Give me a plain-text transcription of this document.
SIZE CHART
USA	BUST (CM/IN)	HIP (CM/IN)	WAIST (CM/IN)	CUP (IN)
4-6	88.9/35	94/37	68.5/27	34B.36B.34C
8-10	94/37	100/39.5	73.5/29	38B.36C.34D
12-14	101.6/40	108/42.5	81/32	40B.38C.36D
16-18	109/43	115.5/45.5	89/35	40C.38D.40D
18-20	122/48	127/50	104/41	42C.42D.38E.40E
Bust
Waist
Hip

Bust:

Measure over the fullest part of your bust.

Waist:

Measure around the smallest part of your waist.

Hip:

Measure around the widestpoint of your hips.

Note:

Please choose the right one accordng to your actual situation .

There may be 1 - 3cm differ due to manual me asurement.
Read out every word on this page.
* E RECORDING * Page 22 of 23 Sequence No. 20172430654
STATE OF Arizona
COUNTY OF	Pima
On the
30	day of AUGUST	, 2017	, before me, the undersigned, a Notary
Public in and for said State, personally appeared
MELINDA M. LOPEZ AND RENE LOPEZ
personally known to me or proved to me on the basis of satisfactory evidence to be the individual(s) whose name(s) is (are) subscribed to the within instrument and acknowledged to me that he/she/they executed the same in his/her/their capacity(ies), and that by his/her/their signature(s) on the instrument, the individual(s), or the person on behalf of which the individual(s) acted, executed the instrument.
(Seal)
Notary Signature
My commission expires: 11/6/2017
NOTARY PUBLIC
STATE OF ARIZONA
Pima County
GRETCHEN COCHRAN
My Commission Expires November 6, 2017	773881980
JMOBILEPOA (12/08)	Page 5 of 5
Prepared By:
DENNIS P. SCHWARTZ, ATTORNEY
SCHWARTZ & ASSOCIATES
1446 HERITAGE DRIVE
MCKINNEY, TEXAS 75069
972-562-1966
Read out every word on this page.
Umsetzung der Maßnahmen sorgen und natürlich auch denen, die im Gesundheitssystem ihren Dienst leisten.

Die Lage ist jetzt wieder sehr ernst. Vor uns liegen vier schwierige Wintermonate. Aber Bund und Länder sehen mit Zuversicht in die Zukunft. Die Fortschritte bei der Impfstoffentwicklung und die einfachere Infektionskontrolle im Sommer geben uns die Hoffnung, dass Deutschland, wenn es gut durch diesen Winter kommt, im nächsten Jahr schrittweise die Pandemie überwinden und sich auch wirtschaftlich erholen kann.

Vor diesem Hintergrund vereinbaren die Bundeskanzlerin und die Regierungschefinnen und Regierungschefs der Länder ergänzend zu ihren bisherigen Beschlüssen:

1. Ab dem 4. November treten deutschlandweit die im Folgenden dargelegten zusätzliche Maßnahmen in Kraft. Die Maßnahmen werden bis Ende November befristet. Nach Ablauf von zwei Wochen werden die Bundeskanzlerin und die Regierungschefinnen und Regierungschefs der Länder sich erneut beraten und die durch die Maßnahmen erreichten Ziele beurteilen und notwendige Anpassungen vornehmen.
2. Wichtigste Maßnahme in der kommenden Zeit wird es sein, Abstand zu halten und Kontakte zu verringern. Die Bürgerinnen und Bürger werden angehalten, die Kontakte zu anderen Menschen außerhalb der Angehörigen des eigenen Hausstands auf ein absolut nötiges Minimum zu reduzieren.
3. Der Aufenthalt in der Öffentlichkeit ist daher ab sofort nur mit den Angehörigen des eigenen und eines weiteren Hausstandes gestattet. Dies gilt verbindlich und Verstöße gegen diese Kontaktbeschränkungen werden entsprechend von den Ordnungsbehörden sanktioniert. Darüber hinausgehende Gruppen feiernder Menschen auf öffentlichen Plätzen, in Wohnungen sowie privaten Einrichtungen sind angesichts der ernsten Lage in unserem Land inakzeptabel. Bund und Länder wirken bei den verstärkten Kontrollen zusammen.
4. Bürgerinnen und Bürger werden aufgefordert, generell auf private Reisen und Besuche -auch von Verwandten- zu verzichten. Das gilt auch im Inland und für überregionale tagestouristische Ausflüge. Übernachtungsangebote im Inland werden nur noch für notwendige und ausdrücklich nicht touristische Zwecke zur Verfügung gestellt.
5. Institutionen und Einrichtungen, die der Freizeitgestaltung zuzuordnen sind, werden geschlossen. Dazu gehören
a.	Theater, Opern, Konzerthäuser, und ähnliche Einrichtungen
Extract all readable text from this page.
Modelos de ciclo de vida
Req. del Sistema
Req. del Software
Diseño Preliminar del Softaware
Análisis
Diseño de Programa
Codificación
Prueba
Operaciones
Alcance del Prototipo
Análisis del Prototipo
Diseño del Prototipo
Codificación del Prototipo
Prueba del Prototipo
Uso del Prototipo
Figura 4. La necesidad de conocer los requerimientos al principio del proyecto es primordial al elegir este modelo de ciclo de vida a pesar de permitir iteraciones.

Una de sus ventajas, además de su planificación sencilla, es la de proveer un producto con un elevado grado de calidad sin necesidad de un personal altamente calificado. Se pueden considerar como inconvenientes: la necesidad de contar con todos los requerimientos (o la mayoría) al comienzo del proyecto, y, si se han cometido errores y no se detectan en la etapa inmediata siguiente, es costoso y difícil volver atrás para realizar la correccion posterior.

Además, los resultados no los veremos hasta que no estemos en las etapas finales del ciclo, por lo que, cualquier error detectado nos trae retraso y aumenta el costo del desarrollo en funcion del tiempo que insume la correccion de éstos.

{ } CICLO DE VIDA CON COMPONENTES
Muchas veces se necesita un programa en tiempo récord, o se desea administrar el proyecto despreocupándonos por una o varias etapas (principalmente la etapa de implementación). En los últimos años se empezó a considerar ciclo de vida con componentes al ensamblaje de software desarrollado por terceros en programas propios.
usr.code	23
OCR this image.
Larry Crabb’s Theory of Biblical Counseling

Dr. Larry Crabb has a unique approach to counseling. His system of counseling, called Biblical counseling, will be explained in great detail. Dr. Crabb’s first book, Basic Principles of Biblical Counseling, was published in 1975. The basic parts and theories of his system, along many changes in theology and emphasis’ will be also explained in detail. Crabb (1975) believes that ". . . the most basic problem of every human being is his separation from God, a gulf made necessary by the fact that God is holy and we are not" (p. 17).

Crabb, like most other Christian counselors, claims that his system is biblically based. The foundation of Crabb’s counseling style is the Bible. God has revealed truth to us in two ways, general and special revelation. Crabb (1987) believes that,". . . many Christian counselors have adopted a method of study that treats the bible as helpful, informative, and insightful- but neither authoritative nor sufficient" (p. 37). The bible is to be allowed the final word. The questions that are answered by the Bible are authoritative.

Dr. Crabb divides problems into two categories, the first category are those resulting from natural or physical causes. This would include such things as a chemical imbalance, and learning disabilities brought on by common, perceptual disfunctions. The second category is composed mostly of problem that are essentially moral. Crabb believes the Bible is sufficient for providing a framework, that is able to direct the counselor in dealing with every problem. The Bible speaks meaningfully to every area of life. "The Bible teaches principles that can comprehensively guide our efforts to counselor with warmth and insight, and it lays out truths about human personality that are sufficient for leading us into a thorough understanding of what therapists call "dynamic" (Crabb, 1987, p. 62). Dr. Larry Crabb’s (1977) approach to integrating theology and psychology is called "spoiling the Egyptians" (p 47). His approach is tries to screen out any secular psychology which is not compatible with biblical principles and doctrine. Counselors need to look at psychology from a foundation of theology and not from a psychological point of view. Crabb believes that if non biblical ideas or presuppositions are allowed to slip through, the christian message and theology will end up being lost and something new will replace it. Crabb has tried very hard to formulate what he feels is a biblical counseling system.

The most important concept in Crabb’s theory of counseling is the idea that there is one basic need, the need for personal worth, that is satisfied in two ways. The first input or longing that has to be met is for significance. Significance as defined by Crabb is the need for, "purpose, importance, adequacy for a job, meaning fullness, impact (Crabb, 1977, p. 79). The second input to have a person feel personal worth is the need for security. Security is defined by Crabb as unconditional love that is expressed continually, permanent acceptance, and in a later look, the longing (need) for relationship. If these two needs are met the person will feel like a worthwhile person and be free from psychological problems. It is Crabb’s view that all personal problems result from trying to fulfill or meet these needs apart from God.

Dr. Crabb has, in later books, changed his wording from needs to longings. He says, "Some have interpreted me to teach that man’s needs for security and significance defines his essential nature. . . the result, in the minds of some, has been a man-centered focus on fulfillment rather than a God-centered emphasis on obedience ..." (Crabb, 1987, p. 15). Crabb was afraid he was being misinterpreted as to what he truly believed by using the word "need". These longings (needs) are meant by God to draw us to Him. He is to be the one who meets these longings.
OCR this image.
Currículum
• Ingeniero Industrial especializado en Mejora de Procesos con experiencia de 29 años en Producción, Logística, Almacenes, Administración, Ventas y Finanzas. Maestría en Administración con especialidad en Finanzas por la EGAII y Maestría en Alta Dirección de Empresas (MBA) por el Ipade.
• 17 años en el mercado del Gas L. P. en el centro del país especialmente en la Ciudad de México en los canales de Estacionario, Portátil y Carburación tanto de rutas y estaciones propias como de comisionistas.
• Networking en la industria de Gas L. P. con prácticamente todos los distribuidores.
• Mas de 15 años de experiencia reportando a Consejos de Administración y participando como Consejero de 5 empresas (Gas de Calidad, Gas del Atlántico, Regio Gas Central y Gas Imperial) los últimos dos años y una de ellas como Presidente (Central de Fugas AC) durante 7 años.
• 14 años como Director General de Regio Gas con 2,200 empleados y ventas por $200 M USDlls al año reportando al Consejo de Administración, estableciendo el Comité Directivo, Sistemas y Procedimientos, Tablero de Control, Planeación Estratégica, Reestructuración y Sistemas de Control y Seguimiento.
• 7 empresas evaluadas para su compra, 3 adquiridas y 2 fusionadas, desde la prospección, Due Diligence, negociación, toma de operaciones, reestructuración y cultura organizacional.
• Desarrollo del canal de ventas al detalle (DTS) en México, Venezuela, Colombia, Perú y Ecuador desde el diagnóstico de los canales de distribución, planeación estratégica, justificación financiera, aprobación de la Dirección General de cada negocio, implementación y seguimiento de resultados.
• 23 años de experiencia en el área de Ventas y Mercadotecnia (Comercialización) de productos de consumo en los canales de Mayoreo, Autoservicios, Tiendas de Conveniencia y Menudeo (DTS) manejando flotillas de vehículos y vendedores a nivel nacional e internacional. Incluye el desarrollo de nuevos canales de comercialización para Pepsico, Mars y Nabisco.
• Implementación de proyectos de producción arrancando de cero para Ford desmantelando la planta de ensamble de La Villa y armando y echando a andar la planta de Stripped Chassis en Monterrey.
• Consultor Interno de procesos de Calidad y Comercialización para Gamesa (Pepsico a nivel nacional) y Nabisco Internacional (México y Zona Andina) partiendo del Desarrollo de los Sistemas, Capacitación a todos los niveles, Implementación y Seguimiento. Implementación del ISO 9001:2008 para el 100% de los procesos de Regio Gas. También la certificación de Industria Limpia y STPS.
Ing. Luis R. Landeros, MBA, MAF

####################

Task brief —
Out of the preceding entries, pull every line containing the string "etapas".

Task result —
Además, los resultados no los veremos hasta que no estemos en las etapas finales del ciclo, por lo que, cualquier error detectado nos trae retraso y aumenta el costo del desarrollo en funcion del tiempo que insume la correccion de éstos.
Muchas veces se necesita un programa en tiempo récord, o se desea administrar el proyecto despreocupándonos por una o varias etapas (principalmente la etapa de implementación). En los últimos años se empezó a considerar ciclo de vida con componentes al ensamblaje de software desarrollado por terceros en programas propios.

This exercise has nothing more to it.